[What is required]
Filter this material down to the lines that hold "hänen", copying each one.

=== Data rows ===

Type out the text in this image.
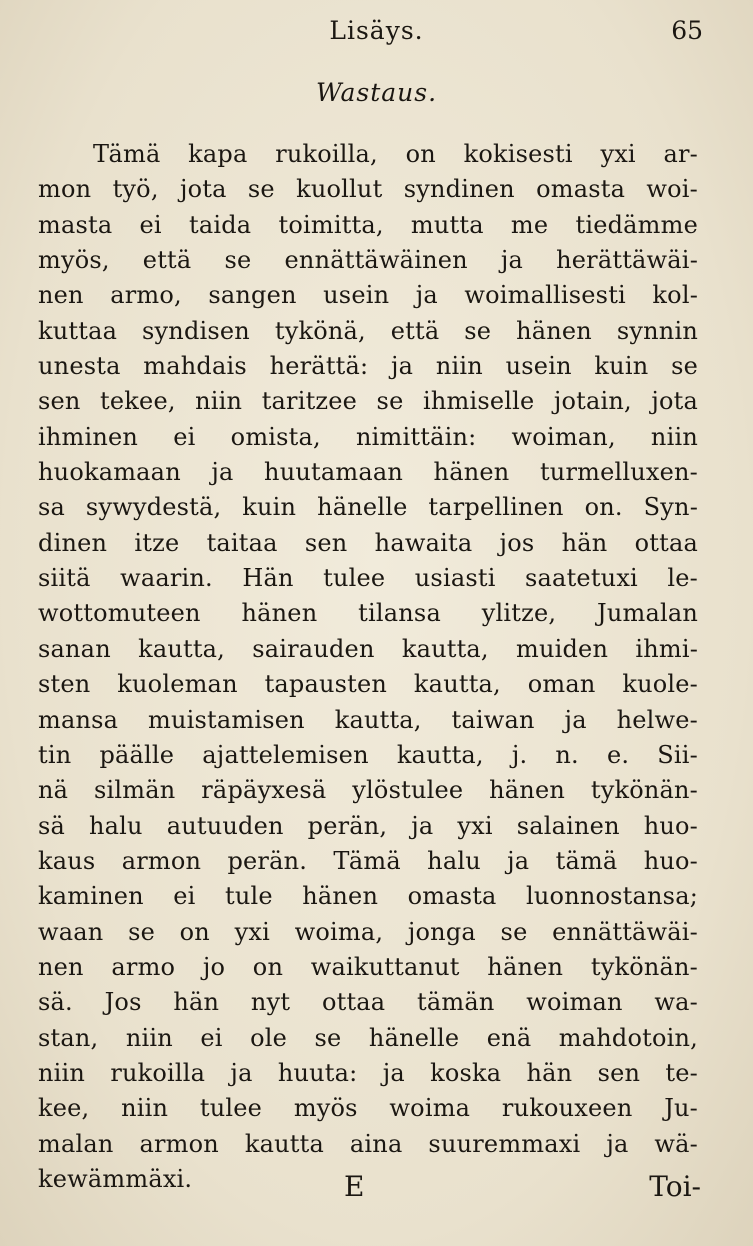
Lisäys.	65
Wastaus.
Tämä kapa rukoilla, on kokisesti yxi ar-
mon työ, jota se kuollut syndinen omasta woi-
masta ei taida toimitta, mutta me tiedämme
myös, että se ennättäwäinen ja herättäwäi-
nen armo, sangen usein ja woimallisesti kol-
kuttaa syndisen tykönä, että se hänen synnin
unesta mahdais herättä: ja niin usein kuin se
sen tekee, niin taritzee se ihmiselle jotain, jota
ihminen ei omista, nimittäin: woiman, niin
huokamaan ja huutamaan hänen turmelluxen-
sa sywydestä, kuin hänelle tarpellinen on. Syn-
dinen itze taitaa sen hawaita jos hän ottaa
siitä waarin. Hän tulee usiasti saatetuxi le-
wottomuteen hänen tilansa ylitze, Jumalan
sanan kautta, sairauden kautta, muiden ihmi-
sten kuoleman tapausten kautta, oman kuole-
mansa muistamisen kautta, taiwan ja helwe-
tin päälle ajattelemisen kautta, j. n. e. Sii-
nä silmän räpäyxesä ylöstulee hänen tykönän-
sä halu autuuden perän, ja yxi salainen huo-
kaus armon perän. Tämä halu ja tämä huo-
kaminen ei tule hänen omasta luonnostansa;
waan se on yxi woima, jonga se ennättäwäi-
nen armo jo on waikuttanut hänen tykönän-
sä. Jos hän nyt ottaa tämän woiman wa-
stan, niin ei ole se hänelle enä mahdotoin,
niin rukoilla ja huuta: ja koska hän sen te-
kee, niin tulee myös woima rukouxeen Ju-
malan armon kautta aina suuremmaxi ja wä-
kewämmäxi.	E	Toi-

===
=== Data rows ===

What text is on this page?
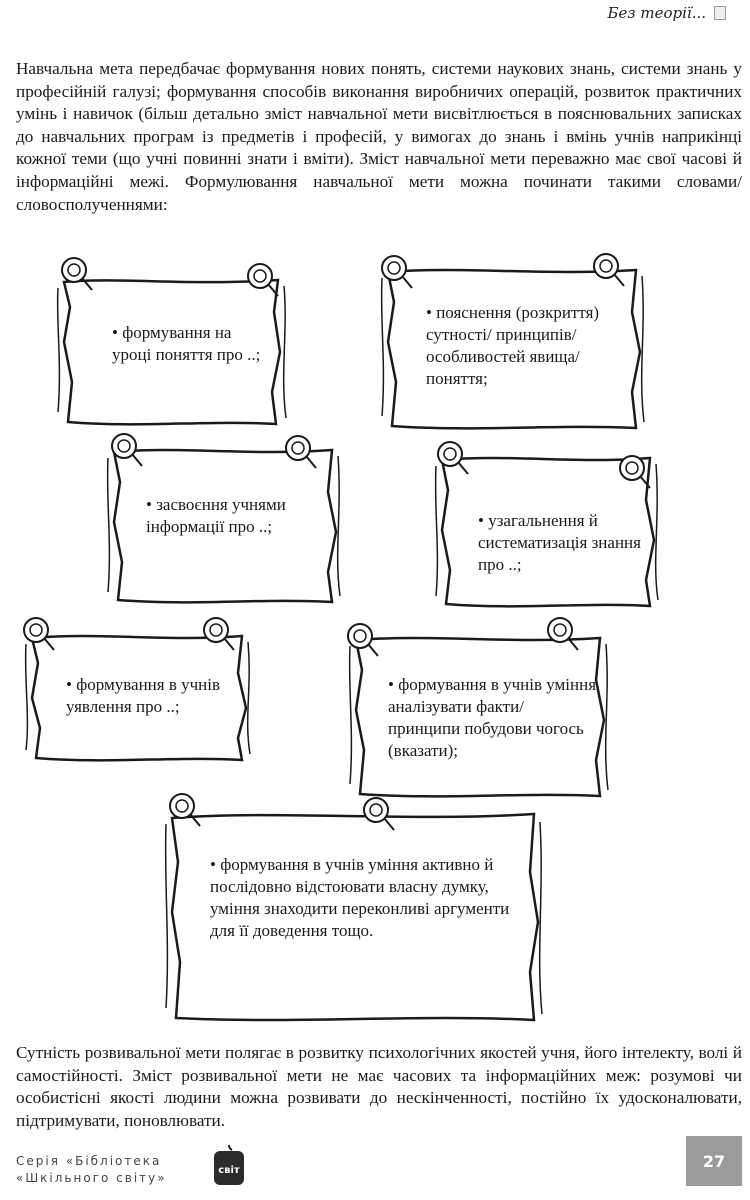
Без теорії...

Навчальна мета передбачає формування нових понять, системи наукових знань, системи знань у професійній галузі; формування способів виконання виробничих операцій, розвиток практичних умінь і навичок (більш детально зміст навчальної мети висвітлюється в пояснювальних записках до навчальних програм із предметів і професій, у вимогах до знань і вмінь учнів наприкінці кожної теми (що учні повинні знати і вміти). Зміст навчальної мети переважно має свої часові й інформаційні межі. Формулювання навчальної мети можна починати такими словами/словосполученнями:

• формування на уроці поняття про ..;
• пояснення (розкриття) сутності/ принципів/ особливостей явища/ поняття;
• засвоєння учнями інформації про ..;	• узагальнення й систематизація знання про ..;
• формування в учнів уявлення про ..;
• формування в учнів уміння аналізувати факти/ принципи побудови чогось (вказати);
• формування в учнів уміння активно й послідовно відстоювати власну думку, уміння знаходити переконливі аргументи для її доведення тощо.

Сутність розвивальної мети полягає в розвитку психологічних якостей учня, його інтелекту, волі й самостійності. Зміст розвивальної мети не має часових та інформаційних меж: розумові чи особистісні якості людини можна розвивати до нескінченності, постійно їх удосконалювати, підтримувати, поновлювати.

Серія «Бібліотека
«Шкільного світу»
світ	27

===
=== Data rows ===

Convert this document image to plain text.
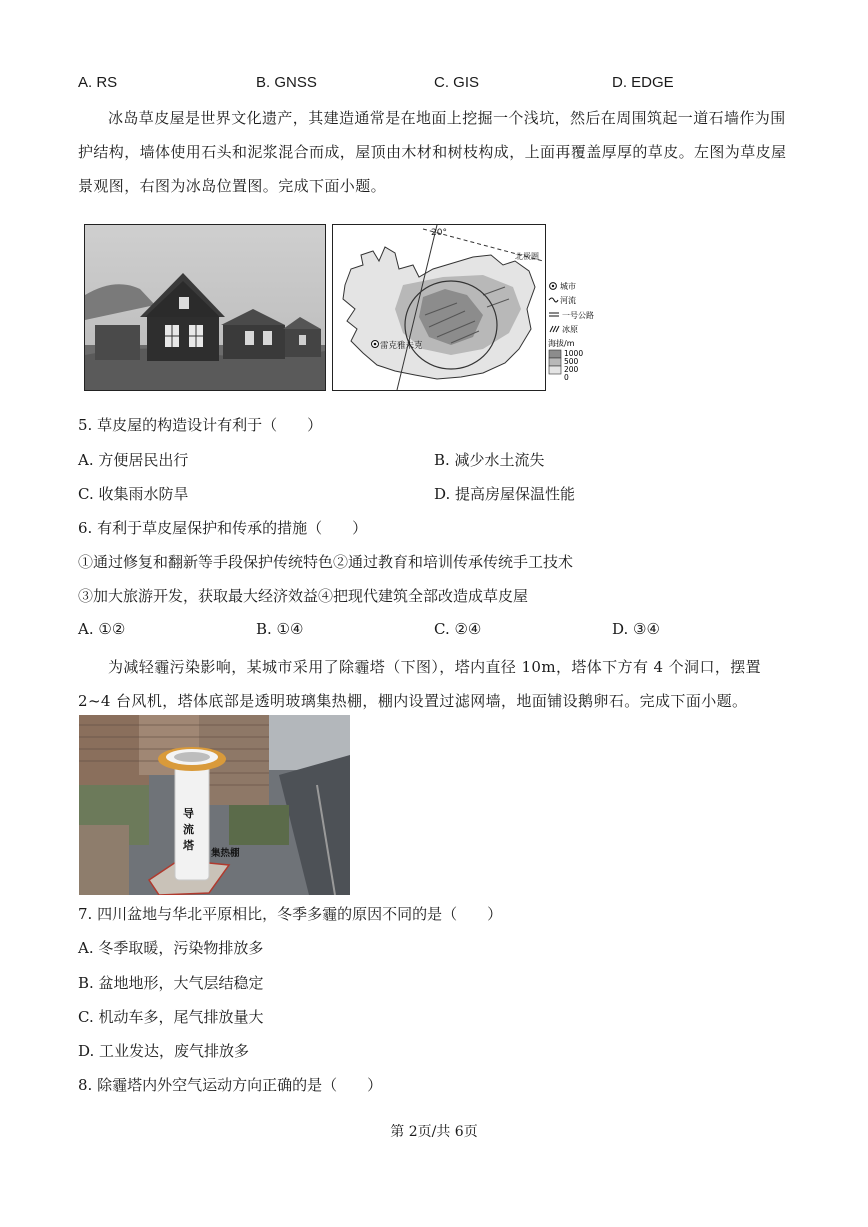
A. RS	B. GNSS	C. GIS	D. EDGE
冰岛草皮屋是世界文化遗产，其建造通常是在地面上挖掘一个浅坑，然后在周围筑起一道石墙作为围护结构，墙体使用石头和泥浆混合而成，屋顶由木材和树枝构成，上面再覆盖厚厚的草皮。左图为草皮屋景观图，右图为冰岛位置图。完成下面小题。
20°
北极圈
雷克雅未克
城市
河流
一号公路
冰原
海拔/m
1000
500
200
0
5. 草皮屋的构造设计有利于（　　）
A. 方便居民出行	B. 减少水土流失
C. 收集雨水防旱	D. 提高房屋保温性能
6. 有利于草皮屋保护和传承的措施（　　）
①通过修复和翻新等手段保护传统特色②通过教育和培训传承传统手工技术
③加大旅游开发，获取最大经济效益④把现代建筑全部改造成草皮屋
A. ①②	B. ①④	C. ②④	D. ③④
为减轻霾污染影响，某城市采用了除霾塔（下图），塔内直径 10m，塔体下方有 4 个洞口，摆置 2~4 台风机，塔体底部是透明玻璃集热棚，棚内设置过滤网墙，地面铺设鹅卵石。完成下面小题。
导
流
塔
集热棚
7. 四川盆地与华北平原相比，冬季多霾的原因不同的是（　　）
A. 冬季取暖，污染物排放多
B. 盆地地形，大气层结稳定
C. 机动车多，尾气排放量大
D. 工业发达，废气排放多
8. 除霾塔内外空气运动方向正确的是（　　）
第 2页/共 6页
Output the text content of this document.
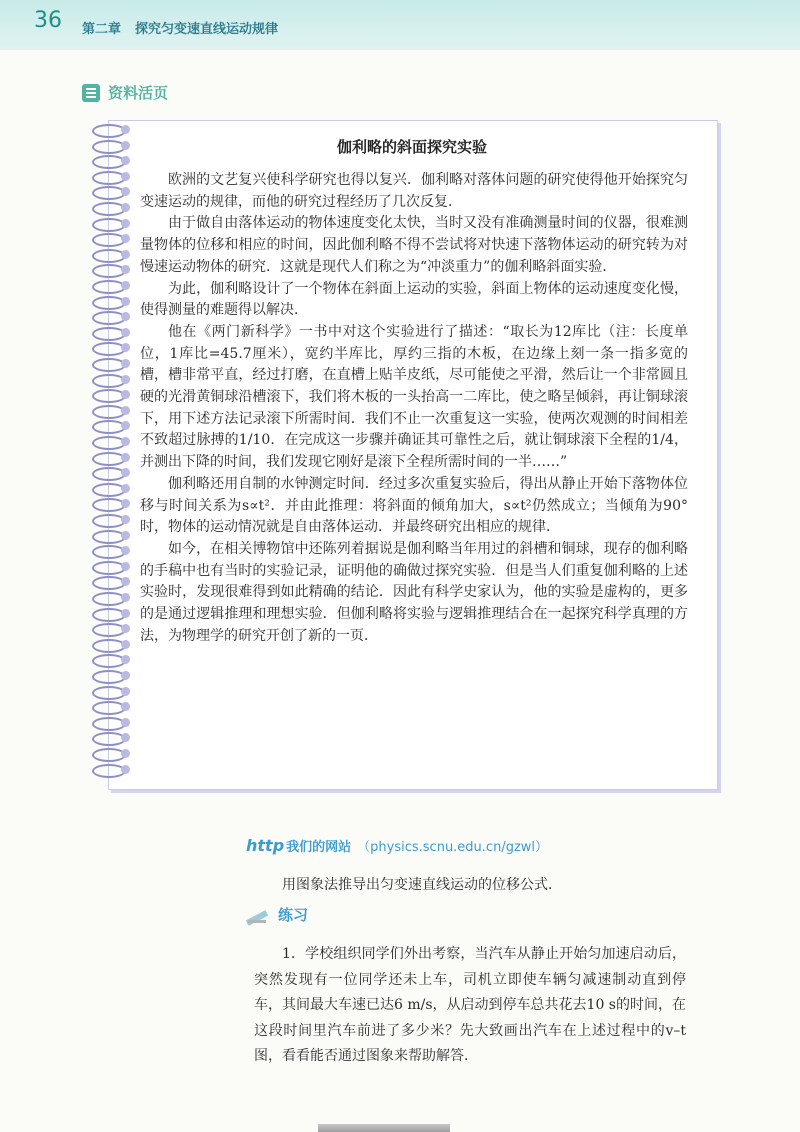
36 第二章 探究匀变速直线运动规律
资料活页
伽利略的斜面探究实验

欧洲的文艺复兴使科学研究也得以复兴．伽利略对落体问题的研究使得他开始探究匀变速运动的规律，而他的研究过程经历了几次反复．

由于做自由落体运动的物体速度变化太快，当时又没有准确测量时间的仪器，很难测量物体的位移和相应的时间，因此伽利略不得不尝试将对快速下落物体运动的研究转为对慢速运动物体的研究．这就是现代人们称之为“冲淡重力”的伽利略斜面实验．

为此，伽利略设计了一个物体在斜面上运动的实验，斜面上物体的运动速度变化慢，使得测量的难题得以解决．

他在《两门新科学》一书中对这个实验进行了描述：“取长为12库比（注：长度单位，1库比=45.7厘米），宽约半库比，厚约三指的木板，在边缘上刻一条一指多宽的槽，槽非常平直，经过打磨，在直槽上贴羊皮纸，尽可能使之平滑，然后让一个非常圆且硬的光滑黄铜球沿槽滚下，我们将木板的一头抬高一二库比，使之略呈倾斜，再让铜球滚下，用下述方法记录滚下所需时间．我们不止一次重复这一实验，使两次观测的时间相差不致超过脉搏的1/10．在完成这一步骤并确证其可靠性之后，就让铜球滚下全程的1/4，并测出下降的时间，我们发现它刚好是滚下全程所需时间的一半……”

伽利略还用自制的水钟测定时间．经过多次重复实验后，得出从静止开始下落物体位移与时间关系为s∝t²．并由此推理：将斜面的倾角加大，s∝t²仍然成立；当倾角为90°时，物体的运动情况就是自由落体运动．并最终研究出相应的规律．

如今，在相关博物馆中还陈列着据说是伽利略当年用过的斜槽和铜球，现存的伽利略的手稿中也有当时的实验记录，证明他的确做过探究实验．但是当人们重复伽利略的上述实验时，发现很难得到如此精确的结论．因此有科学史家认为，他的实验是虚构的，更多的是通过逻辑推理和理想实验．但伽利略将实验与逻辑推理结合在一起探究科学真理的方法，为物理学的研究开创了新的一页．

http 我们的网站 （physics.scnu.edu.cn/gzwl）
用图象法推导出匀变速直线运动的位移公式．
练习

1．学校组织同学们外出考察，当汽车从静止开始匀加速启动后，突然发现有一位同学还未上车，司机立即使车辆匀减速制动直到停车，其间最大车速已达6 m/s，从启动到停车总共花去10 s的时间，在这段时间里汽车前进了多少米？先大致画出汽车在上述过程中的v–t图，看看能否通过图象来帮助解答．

===

[Finished answer]
kuttaa syndisen tykönä, että se hänen synnin
huokamaan ja huutamaan hänen turmelluxen-
wottomuteen hänen tilansa ylitze, Jumalan
nä silmän räpäyxesä ylöstulee hänen tykönän-
kaminen ei tule hänen omasta luonnostansa;
nen armo jo on waikuttanut hänen tykönän-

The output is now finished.